RAW DATA start

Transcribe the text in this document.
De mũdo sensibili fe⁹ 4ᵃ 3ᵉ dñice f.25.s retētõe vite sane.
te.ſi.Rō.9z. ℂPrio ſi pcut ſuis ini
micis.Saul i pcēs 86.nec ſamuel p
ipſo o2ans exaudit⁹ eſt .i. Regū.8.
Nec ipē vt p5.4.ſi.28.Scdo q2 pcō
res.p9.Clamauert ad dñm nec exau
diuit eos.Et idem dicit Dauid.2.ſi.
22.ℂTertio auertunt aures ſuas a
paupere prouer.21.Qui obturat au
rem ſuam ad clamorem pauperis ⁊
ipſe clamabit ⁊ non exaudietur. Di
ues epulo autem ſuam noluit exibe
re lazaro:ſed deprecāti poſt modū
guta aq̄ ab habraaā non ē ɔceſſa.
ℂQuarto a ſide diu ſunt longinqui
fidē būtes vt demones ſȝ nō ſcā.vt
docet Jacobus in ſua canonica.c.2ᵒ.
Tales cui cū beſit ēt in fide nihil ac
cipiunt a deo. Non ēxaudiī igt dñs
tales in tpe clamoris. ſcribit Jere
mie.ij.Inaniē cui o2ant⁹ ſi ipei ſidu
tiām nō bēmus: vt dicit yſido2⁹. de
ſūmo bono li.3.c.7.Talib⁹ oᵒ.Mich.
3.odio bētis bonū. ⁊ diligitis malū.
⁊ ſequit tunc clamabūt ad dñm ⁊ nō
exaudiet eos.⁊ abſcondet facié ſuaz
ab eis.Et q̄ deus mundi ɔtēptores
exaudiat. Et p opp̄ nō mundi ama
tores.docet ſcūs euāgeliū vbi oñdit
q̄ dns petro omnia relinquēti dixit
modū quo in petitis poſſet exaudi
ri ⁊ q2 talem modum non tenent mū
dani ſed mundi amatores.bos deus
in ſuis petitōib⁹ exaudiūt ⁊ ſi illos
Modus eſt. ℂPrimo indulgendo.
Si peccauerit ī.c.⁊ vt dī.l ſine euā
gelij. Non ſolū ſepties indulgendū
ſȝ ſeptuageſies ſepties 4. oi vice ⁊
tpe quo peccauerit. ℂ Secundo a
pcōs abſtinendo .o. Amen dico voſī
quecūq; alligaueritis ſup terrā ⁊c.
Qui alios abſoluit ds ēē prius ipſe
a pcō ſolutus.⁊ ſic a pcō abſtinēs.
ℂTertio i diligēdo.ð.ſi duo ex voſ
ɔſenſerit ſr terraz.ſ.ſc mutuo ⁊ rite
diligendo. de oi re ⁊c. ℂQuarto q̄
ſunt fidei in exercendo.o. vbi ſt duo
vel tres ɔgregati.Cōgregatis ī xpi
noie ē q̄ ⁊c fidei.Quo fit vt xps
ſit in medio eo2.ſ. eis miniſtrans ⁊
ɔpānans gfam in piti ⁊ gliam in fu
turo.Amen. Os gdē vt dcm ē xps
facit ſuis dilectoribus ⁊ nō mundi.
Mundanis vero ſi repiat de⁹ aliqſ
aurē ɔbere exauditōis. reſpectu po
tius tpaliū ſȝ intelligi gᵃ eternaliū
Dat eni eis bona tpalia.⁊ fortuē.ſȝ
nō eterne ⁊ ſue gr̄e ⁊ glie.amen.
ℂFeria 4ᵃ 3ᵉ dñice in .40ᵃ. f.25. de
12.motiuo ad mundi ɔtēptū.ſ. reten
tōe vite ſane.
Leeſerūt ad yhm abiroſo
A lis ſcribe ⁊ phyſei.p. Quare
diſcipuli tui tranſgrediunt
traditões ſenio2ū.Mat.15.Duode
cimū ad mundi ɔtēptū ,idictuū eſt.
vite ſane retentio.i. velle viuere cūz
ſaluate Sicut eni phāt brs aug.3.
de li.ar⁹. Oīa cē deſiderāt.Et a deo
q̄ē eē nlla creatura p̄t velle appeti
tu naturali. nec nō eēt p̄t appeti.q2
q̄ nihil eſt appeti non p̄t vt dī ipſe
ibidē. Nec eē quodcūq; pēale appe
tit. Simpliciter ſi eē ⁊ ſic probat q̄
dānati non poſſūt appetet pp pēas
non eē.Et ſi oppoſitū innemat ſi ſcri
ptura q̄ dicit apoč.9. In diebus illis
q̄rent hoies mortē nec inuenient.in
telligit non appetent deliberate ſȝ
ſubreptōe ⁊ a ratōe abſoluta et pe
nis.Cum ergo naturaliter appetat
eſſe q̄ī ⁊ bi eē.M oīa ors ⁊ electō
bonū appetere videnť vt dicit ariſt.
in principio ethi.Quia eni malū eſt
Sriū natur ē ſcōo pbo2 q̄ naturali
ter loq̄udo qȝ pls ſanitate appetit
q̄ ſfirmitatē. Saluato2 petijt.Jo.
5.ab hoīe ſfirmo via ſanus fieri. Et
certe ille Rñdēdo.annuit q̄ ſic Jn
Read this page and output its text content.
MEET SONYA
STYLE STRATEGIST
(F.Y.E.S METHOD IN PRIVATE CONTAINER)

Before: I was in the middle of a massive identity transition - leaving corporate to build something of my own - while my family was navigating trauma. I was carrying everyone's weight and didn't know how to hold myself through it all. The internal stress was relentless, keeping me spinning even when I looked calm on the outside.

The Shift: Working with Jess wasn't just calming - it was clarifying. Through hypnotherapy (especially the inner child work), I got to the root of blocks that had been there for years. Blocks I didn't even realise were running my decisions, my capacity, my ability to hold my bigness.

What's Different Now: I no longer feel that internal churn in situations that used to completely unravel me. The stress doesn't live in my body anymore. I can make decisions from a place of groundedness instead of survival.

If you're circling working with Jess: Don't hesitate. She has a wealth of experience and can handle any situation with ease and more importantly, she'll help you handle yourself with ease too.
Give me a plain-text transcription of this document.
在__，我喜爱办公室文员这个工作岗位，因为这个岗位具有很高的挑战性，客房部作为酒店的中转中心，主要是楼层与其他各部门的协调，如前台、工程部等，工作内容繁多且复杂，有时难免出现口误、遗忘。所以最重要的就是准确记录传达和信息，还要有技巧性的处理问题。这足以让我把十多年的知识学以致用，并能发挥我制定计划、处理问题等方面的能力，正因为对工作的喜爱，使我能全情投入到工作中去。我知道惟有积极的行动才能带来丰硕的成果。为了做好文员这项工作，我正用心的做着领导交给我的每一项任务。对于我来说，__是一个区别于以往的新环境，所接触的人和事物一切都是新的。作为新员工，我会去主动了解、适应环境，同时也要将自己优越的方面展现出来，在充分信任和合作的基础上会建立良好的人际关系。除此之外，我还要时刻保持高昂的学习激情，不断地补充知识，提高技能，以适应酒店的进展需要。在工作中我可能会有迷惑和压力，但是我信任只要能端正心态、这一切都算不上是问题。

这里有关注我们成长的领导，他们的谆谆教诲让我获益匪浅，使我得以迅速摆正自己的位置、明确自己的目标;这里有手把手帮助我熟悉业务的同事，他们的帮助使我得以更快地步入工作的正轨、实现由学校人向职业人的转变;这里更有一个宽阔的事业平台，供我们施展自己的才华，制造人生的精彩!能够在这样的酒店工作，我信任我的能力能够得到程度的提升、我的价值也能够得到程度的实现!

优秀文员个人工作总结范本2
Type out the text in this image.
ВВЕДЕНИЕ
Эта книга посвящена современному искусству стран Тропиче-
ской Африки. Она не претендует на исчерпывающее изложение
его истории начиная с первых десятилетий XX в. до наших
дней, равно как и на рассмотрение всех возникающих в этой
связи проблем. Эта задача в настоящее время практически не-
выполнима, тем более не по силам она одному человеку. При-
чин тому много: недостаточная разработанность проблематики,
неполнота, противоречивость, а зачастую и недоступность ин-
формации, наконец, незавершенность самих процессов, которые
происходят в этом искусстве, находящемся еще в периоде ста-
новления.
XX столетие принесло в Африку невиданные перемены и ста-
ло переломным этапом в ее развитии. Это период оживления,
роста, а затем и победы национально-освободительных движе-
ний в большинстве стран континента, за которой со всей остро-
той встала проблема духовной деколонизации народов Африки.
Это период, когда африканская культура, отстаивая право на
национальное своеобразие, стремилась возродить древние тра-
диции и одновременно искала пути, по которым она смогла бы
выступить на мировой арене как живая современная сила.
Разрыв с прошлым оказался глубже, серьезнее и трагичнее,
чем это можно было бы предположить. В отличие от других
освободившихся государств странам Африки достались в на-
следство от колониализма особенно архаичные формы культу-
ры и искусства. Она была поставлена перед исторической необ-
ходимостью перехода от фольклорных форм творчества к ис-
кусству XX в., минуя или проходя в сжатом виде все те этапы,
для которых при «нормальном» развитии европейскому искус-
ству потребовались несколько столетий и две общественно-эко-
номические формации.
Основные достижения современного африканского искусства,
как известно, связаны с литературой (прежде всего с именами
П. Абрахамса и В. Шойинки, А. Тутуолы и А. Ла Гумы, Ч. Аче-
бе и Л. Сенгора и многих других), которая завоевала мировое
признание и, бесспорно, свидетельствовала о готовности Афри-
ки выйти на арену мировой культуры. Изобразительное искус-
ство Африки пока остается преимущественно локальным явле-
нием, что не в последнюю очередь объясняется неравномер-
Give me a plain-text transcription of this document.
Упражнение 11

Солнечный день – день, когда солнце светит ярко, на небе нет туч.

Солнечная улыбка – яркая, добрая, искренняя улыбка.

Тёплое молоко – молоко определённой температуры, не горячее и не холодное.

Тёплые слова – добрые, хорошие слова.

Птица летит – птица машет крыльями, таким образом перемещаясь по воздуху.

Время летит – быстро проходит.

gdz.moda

RAW DATA end

Gather all lines from the records above in which "stress" appears.

▸ OUTPUT OF THE EXERCISE
Before: I was in the middle of a massive identity transition - leaving corporate to build something of my own - while my family was navigating trauma. I was carrying everyone's weight and didn't know how to hold myself through it all. The internal stress was relentless, keeping me spinning even when I looked calm on the outside.
What's Different Now: I no longer feel that internal churn in situations that used to completely unravel me. The stress doesn't live in my body anymore. I can make decisions from a place of groundedness instead of survival.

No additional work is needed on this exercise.